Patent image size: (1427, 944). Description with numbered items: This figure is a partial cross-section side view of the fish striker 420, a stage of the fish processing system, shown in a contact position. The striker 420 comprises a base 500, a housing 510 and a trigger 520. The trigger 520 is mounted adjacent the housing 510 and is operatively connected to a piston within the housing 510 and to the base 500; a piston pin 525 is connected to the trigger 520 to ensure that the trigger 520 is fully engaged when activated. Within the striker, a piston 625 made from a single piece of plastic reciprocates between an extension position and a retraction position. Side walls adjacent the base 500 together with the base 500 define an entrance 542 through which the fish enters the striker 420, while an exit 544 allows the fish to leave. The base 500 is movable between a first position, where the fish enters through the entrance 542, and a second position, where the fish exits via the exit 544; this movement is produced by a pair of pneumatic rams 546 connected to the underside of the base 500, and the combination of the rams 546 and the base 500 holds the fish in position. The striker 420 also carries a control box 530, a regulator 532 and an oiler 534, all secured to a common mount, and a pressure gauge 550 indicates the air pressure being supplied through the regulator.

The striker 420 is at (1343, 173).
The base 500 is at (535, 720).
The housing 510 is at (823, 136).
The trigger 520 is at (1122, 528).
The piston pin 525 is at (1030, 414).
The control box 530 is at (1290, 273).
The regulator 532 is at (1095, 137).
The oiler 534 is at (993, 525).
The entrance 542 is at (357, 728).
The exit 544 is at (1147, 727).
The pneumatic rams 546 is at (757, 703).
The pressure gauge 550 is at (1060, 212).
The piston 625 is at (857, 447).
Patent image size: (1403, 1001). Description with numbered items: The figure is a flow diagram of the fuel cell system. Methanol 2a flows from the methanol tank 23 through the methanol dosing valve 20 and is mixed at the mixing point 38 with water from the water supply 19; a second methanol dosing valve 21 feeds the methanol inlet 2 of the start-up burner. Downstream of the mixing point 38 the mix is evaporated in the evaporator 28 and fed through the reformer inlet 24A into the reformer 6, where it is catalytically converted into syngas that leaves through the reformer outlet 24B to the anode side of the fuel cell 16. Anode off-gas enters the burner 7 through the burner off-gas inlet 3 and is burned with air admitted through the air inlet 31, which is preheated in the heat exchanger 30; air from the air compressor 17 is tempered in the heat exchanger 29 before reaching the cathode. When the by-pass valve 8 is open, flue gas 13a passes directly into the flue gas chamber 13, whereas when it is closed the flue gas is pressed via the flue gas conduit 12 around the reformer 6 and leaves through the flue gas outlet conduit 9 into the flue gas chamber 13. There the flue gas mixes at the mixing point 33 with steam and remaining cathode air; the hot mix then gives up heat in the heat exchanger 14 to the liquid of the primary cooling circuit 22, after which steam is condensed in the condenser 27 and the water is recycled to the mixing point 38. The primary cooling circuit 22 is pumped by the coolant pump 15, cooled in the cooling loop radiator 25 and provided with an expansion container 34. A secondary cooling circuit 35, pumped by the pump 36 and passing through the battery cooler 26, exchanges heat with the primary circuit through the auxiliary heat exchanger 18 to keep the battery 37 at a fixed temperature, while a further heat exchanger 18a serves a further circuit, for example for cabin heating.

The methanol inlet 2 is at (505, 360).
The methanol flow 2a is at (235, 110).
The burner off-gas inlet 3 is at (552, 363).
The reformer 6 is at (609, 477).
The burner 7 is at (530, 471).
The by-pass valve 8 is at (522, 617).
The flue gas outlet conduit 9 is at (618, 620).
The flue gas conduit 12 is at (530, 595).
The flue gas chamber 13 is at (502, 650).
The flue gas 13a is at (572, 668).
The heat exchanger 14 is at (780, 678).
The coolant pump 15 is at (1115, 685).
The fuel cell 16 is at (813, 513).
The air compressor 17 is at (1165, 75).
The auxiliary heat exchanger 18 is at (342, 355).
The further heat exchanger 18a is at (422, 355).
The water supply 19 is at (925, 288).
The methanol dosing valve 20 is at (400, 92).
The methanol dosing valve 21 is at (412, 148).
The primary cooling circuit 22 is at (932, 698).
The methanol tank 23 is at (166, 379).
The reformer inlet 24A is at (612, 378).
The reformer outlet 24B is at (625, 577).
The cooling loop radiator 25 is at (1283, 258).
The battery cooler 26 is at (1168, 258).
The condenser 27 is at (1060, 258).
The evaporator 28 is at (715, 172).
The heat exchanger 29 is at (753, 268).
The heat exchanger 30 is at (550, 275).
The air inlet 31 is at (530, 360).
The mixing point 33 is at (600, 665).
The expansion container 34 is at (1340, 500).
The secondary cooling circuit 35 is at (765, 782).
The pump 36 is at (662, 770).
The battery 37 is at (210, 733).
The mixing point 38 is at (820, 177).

━━━━

* [Goal]:
Copy out both listings above line for line, changing nothing.

* [Answer for the task]:
Patent image size: (1427, 944). Description with numbered items: This figure is a partial cross-section side view of the fish striker 420, a stage of the fish processing system, shown in a contact position. The striker 420 comprises a base 500, a housing 510 and a trigger 520. The trigger 520 is mounted adjacent the housing 510 and is operatively connected to a piston within the housing 510 and to the base 500; a piston pin 525 is connected to the trigger 520 to ensure that the trigger 520 is fully engaged when activated. Within the striker, a piston 625 made from a single piece of plastic reciprocates between an extension position and a retraction position. Side walls adjacent the base 500 together with the base 500 define an entrance 542 through which the fish enters the striker 420, while an exit 544 allows the fish to leave. The base 500 is movable between a first position, where the fish enters through the entrance 542, and a second position, where the fish exits via the exit 544; this movement is produced by a pair of pneumatic rams 546 connected to the underside of the base 500, and the combination of the rams 546 and the base 500 holds the fish in position. The striker 420 also carries a control box 530, a regulator 532 and an oiler 534, all secured to a common mount, and a pressure gauge 550 indicates the air pressure being supplied through the regulator.

The striker 420 is at (1343, 173).
The base 500 is at (535, 720).
The housing 510 is at (823, 136).
The trigger 520 is at (1122, 528).
The piston pin 525 is at (1030, 414).
The control box 530 is at (1290, 273).
The regulator 532 is at (1095, 137).
The oiler 534 is at (993, 525).
The entrance 542 is at (357, 728).
The exit 544 is at (1147, 727).
The pneumatic rams 546 is at (757, 703).
The pressure gauge 550 is at (1060, 212).
The piston 625 is at (857, 447).
Patent image size: (1403, 1001). Description with numbered items: The figure is a flow diagram of the fuel cell system. Methanol 2a flows from the methanol tank 23 through the methanol dosing valve 20 and is mixed at the mixing point 38 with water from the water supply 19; a second methanol dosing valve 21 feeds the methanol inlet 2 of the start-up burner. Downstream of the mixing point 38 the mix is evaporated in the evaporator 28 and fed through the reformer inlet 24A into the reformer 6, where it is catalytically converted into syngas that leaves through the reformer outlet 24B to the anode side of the fuel cell 16. Anode off-gas enters the burner 7 through the burner off-gas inlet 3 and is burned with air admitted through the air inlet 31, which is preheated in the heat exchanger 30; air from the air compressor 17 is tempered in the heat exchanger 29 before reaching the cathode. When the by-pass valve 8 is open, flue gas 13a passes directly into the flue gas chamber 13, whereas when it is closed the flue gas is pressed via the flue gas conduit 12 around the reformer 6 and leaves through the flue gas outlet conduit 9 into the flue gas chamber 13. There the flue gas mixes at the mixing point 33 with steam and remaining cathode air; the hot mix then gives up heat in the heat exchanger 14 to the liquid of the primary cooling circuit 22, after which steam is condensed in the condenser 27 and the water is recycled to the mixing point 38. The primary cooling circuit 22 is pumped by the coolant pump 15, cooled in the cooling loop radiator 25 and provided with an expansion container 34. A secondary cooling circuit 35, pumped by the pump 36 and passing through the battery cooler 26, exchanges heat with the primary circuit through the auxiliary heat exchanger 18 to keep the battery 37 at a fixed temperature, while a further heat exchanger 18a serves a further circuit, for example for cabin heating.

The methanol inlet 2 is at (505, 360).
The methanol flow 2a is at (235, 110).
The burner off-gas inlet 3 is at (552, 363).
The reformer 6 is at (609, 477).
The burner 7 is at (530, 471).
The by-pass valve 8 is at (522, 617).
The flue gas outlet conduit 9 is at (618, 620).
The flue gas conduit 12 is at (530, 595).
The flue gas chamber 13 is at (502, 650).
The flue gas 13a is at (572, 668).
The heat exchanger 14 is at (780, 678).
The coolant pump 15 is at (1115, 685).
The fuel cell 16 is at (813, 513).
The air compressor 17 is at (1165, 75).
The auxiliary heat exchanger 18 is at (342, 355).
The further heat exchanger 18a is at (422, 355).
The water supply 19 is at (925, 288).
The methanol dosing valve 20 is at (400, 92).
The methanol dosing valve 21 is at (412, 148).
The primary cooling circuit 22 is at (932, 698).
The methanol tank 23 is at (166, 379).
The reformer inlet 24A is at (612, 378).
The reformer outlet 24B is at (625, 577).
The cooling loop radiator 25 is at (1283, 258).
The battery cooler 26 is at (1168, 258).
The condenser 27 is at (1060, 258).
The evaporator 28 is at (715, 172).
The heat exchanger 29 is at (753, 268).
The heat exchanger 30 is at (550, 275).
The air inlet 31 is at (530, 360).
The mixing point 33 is at (600, 665).
The expansion container 34 is at (1340, 500).
The secondary cooling circuit 35 is at (765, 782).
The pump 36 is at (662, 770).
The battery 37 is at (210, 733).
The mixing point 38 is at (820, 177).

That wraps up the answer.